#### ENTRIES PROVIDED
##########

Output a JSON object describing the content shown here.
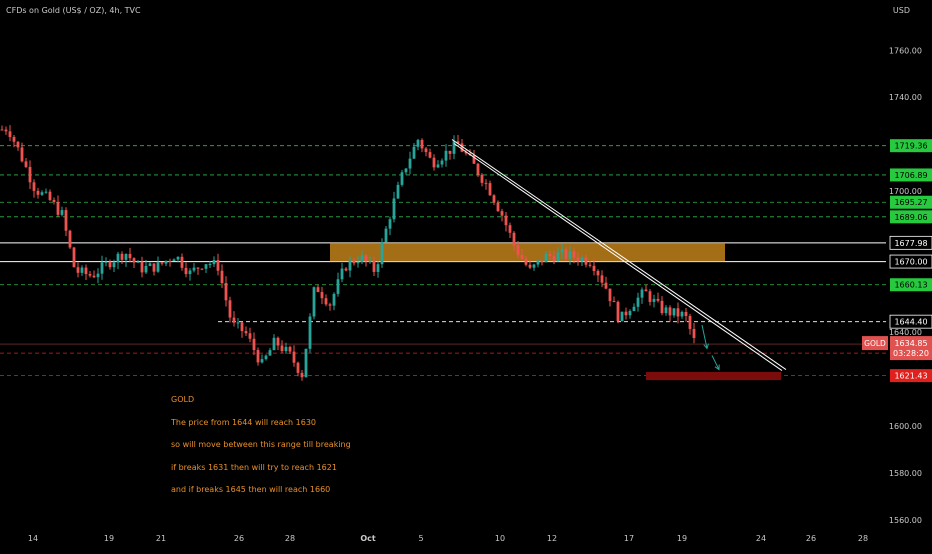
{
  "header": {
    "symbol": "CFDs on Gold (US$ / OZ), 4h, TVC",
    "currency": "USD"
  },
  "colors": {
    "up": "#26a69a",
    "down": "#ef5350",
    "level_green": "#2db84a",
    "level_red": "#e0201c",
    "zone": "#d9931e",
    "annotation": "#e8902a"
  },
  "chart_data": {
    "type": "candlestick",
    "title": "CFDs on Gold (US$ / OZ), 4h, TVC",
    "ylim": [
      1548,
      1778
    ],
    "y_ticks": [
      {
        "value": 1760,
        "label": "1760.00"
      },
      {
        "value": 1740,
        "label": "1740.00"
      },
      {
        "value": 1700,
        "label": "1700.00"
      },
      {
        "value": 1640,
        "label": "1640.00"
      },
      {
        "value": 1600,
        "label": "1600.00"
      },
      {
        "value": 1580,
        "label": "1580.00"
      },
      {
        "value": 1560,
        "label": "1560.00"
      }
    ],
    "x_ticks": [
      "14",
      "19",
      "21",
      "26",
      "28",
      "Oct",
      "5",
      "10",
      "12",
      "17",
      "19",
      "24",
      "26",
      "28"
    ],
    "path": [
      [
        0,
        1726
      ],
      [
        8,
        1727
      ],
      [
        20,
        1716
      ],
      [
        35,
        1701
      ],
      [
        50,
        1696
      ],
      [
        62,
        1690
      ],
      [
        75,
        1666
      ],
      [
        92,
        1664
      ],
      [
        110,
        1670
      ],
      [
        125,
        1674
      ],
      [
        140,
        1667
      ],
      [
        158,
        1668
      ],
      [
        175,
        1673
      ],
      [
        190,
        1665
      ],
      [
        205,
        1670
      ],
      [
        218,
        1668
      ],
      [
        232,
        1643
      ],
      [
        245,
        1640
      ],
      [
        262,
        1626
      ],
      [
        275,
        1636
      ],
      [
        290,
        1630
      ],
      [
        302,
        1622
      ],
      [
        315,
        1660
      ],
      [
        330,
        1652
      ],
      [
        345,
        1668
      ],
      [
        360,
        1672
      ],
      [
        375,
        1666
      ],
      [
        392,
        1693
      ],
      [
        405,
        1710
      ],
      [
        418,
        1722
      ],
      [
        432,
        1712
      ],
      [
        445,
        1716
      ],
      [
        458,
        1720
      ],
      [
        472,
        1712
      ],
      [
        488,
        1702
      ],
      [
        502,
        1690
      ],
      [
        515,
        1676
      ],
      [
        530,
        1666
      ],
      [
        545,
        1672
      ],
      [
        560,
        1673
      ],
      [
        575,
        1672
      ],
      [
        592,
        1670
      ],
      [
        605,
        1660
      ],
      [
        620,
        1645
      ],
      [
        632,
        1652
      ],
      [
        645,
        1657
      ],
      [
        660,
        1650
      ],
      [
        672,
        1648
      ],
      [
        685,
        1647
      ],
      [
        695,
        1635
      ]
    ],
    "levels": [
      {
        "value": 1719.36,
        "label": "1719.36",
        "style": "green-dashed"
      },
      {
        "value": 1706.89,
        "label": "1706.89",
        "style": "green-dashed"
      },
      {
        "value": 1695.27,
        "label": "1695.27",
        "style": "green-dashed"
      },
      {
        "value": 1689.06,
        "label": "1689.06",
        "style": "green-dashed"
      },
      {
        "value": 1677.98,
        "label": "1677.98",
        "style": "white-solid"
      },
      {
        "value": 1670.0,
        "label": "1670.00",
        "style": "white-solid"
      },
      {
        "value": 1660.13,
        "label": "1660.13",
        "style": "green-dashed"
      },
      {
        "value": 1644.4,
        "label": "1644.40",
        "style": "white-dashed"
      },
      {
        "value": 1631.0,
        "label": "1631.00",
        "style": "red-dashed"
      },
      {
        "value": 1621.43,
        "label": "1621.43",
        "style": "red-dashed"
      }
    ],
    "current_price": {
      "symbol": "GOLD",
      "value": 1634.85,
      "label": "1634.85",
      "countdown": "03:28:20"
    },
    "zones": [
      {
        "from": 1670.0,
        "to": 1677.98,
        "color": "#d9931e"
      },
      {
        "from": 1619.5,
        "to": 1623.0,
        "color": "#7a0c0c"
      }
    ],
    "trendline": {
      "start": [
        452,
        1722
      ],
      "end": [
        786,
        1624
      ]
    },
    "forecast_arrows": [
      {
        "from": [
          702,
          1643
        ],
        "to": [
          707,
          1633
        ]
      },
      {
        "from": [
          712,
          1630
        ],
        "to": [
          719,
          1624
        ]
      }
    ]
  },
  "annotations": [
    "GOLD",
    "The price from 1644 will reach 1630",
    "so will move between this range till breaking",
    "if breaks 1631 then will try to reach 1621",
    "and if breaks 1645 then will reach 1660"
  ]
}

##########

#### WHAT TO PRODUCE
Out of the preceding entries, pull every line containing the string "from".

#### WRITTEN ANSWER
        "from": 1670.0,
        "from": 1619.5,
        "from": [
        "from": [
    "The price from 1644 will reach 1630",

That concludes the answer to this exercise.